TASK DESCRIPTION: Report how many lines of the following entries include the string "Thrust"; respond with the number alone.
** START TASK DATA **
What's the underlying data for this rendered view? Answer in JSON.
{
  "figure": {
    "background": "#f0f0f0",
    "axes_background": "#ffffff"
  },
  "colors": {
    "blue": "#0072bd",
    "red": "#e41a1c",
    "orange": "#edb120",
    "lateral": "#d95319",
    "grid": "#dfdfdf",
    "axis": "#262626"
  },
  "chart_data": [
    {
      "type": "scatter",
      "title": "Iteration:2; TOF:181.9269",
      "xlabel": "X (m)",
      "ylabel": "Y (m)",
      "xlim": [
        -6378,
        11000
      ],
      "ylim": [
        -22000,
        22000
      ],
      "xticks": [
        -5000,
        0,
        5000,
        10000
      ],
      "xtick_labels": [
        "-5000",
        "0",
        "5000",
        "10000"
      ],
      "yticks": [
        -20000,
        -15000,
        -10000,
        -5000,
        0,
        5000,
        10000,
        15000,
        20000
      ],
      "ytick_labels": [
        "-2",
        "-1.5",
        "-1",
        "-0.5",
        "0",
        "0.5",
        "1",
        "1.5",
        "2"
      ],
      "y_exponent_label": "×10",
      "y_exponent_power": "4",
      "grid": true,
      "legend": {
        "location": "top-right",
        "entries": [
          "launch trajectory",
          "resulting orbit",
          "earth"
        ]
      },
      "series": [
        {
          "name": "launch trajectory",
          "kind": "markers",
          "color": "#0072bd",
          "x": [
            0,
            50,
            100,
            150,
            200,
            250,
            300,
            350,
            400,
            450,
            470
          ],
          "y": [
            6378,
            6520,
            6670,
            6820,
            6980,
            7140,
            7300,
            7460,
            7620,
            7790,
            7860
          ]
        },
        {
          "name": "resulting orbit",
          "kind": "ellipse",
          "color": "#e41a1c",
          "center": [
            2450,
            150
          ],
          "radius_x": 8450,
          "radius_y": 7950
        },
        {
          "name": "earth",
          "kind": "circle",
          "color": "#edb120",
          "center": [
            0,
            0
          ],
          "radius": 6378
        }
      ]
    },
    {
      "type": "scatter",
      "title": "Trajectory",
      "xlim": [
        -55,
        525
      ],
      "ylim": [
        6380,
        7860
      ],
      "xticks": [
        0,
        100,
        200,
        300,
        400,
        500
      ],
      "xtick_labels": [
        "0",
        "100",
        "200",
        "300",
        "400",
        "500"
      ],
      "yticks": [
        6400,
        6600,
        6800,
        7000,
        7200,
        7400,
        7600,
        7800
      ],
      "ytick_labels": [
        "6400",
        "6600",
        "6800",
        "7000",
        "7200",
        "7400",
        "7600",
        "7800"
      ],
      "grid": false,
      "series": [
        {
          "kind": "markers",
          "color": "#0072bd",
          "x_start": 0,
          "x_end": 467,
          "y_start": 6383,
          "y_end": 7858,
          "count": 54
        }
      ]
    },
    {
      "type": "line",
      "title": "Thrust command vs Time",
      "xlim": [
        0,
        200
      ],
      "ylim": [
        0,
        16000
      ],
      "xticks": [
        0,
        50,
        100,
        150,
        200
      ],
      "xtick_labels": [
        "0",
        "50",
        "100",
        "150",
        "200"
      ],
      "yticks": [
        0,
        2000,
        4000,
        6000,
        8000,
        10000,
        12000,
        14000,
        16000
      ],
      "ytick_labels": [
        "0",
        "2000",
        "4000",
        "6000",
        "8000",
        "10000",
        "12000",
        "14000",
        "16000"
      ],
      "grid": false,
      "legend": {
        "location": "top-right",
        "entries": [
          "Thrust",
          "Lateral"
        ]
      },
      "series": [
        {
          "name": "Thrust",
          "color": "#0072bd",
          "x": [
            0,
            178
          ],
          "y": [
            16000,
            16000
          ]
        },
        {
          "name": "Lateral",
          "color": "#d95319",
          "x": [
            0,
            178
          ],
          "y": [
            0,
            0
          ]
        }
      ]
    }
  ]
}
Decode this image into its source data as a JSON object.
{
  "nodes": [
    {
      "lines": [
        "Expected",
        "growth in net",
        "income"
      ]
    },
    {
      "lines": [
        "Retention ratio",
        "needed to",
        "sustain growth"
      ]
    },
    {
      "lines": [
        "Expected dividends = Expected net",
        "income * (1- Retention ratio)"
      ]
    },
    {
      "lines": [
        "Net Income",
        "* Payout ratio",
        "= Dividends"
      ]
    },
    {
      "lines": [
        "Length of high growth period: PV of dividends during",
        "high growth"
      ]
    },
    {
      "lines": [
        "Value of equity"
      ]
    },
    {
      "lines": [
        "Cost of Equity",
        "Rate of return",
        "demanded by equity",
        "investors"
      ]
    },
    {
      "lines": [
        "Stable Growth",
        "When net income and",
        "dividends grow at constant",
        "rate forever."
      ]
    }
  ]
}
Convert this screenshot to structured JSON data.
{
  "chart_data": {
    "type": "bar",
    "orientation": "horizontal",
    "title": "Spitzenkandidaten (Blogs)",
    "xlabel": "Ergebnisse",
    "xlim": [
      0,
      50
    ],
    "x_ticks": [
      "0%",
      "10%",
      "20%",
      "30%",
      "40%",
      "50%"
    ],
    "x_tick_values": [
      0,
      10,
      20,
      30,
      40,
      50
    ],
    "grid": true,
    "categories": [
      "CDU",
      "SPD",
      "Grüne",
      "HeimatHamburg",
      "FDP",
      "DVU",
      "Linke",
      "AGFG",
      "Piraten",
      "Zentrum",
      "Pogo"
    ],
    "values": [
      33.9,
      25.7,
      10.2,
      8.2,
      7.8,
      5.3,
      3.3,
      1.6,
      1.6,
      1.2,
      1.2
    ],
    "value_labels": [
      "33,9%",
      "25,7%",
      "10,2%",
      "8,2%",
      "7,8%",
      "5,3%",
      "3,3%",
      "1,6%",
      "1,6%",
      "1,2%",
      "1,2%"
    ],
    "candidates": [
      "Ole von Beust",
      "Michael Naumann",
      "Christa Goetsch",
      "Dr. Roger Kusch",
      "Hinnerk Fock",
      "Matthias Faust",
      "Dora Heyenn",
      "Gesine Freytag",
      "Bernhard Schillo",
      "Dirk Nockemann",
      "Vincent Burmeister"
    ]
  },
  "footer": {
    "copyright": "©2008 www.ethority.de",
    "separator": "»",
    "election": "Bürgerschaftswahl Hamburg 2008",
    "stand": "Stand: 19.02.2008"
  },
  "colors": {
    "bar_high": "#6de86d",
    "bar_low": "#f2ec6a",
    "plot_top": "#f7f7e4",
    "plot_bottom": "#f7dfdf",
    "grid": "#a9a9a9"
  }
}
** END TASK DATA **
COMPLETED TASK: 3